#### Instructions for the task
Look through the data below. Show each line where the string "useful" occurs.

━━━━━━━━━━

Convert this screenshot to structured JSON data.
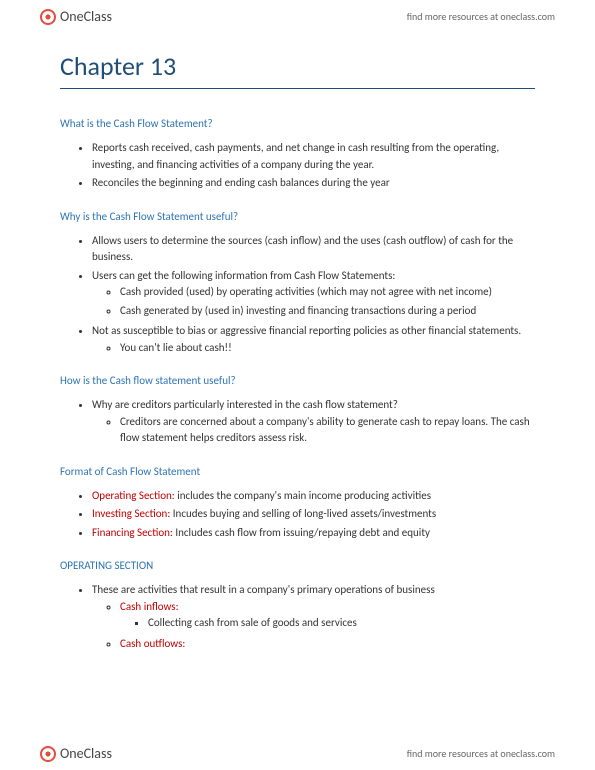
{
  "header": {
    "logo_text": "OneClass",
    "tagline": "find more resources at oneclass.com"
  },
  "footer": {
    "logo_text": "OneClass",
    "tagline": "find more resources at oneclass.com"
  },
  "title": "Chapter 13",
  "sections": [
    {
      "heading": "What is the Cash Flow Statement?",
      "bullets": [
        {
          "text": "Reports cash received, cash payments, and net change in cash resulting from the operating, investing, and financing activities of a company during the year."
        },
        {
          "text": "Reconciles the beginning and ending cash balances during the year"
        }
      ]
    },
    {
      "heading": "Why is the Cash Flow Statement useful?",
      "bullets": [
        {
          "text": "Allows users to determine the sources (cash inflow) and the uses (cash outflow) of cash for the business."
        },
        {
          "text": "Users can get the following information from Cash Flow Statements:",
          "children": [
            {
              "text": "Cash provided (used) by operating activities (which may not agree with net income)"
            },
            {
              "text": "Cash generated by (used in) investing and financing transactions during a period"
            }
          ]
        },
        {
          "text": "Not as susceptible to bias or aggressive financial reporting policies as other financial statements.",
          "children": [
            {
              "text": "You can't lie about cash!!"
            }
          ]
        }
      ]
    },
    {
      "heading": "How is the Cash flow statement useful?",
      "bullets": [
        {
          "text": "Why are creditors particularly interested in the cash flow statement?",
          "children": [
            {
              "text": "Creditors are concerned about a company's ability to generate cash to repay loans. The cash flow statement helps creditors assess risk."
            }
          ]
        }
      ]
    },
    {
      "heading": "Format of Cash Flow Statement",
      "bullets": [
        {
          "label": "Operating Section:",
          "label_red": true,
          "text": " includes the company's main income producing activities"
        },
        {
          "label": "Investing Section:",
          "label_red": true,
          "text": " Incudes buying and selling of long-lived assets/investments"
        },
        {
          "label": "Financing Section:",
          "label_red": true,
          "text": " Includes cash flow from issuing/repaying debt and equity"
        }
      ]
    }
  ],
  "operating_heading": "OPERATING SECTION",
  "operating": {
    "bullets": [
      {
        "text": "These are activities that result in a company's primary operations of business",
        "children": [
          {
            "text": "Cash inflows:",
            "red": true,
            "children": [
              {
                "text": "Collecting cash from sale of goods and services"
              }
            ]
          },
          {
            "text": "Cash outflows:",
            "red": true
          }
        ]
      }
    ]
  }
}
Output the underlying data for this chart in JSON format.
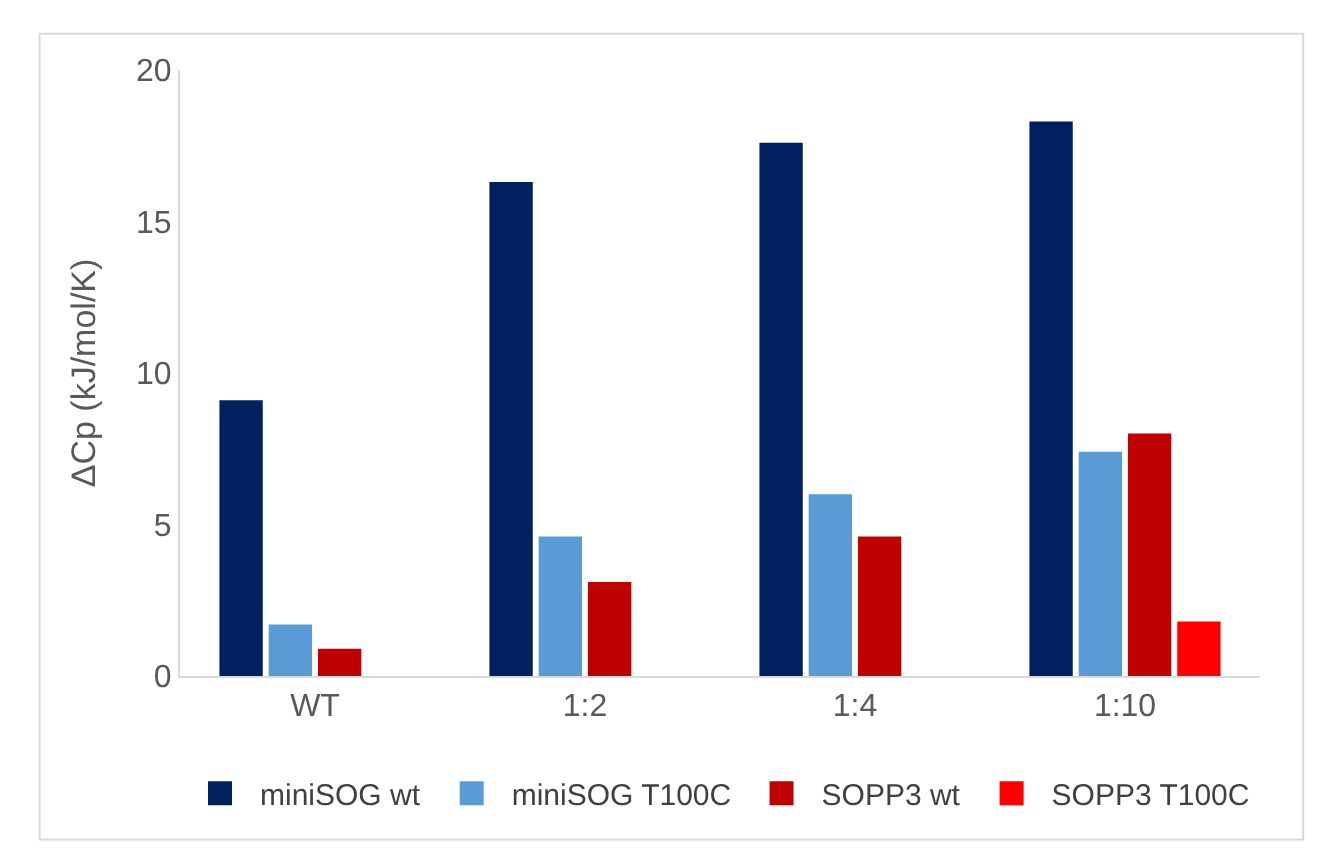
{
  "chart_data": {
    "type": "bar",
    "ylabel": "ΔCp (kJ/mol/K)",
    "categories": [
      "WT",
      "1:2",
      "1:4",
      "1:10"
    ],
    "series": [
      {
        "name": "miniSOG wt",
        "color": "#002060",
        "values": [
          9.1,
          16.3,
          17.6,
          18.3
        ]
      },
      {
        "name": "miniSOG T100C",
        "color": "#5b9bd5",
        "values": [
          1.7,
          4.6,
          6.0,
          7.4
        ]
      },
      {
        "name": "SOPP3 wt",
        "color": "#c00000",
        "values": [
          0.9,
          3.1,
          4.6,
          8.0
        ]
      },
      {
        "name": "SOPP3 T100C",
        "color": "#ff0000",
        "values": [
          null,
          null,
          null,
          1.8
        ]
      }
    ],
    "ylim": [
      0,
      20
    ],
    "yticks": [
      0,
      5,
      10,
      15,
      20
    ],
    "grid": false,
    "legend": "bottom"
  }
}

━━━━━━━━━━

#### Correct output
      "heading": "Why is the Cash Flow Statement useful?",
      "heading": "How is the Cash flow statement useful?",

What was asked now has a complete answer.